Recorded information

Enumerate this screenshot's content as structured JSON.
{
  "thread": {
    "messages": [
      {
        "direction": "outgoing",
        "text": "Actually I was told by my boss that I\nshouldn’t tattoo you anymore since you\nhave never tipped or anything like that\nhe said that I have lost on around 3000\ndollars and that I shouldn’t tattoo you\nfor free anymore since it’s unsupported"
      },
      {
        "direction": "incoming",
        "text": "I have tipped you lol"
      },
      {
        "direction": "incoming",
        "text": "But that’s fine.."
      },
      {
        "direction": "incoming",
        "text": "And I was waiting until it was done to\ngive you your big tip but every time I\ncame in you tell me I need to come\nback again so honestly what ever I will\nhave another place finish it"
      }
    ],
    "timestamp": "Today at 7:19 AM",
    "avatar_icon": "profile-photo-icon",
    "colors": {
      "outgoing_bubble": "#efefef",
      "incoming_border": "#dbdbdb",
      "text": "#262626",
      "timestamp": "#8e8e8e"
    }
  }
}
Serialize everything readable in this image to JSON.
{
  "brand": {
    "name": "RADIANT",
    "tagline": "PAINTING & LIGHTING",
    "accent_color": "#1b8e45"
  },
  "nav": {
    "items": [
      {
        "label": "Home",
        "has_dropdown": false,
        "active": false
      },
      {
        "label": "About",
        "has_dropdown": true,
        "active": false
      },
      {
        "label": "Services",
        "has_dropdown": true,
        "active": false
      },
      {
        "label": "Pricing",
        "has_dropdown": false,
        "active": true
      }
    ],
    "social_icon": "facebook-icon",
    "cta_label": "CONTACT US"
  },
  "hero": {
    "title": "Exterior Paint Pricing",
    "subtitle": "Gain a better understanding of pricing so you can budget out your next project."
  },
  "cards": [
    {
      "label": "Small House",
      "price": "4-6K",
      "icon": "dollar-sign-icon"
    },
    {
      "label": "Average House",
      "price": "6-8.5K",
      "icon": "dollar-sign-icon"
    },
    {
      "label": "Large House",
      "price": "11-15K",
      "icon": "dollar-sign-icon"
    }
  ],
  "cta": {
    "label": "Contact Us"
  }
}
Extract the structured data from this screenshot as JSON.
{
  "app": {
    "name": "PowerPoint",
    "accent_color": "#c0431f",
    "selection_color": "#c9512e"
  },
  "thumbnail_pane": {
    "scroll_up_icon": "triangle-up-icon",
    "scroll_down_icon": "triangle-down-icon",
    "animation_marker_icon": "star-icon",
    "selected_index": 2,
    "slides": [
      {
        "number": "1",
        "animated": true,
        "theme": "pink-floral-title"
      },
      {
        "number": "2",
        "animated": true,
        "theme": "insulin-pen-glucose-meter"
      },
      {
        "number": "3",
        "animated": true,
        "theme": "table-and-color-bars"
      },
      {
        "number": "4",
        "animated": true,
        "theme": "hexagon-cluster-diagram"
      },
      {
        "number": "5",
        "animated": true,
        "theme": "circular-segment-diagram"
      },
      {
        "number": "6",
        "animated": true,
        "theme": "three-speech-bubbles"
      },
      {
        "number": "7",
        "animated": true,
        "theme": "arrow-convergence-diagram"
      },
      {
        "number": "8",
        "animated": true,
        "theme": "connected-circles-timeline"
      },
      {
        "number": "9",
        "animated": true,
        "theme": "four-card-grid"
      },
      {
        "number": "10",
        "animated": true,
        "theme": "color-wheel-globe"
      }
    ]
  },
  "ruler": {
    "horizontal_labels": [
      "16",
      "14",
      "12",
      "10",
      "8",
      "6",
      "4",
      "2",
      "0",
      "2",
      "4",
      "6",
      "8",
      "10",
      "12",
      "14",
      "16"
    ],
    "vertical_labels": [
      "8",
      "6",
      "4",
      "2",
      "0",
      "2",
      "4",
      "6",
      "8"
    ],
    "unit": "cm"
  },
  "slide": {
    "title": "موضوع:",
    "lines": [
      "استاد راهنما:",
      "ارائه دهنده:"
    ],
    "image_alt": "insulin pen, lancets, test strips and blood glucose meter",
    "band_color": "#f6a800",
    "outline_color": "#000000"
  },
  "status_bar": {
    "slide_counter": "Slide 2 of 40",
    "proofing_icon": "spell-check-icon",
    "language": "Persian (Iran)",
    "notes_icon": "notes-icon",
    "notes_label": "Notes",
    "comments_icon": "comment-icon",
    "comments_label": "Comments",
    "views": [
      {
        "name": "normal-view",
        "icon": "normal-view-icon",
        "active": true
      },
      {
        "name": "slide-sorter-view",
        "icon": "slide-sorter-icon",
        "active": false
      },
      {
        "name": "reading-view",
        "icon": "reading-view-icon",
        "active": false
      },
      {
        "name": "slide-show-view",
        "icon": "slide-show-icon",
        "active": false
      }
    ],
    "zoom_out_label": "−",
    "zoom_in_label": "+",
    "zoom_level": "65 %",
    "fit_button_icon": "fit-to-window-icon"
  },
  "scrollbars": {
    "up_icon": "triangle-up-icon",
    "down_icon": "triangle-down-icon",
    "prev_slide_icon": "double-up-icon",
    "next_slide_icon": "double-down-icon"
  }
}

What is needed
In the material above, find the lines that contain "triangle" and show them.

Task answer
    "scroll_up_icon": "triangle-up-icon",
    "scroll_down_icon": "triangle-down-icon",
    "up_icon": "triangle-up-icon",
    "down_icon": "triangle-down-icon",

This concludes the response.